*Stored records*
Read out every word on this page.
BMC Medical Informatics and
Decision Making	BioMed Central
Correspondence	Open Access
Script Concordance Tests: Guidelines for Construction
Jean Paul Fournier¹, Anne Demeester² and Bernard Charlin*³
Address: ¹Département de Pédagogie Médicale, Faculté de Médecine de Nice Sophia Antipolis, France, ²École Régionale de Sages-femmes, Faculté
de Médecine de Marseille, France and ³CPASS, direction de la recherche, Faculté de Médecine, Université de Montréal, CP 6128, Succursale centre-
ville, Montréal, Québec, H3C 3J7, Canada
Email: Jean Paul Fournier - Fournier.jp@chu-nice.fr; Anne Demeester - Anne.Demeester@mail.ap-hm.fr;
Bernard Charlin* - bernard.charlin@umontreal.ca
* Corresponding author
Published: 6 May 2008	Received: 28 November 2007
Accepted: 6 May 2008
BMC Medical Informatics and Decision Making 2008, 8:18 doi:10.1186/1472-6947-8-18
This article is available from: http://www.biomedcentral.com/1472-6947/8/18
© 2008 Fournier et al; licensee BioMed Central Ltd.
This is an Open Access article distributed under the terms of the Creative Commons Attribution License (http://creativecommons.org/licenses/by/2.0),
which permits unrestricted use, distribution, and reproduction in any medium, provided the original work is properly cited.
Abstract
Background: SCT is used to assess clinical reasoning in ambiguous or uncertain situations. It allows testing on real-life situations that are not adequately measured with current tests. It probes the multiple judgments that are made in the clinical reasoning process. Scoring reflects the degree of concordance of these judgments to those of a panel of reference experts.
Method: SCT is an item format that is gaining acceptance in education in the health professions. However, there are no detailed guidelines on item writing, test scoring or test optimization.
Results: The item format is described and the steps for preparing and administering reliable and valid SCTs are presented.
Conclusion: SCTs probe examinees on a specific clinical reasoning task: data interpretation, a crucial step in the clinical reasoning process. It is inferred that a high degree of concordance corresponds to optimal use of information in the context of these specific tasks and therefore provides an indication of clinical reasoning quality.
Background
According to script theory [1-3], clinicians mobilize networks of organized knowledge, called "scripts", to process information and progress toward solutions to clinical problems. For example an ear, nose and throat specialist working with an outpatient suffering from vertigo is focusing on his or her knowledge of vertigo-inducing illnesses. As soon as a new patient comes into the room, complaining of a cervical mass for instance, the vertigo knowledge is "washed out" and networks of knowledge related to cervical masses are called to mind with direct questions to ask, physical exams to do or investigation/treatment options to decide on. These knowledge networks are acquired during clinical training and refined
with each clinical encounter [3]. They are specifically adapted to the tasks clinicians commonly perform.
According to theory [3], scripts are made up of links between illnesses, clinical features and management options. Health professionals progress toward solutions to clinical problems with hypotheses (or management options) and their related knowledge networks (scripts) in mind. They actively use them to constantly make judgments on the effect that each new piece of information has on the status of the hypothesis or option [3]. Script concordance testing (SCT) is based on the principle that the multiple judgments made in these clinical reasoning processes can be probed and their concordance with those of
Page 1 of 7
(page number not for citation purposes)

*Short problem*
Collect the lines that hold "Background".

*Exercise result*
Background: SCT is used to assess clinical reasoning in ambiguous or uncertain situations. It allows testing on real-life situations that are not adequately measured with current tests. It probes the multiple judgments that are made in the clinical reasoning process. Scoring reflects the degree of concordance of these judgments to those of a panel of reference experts.
Background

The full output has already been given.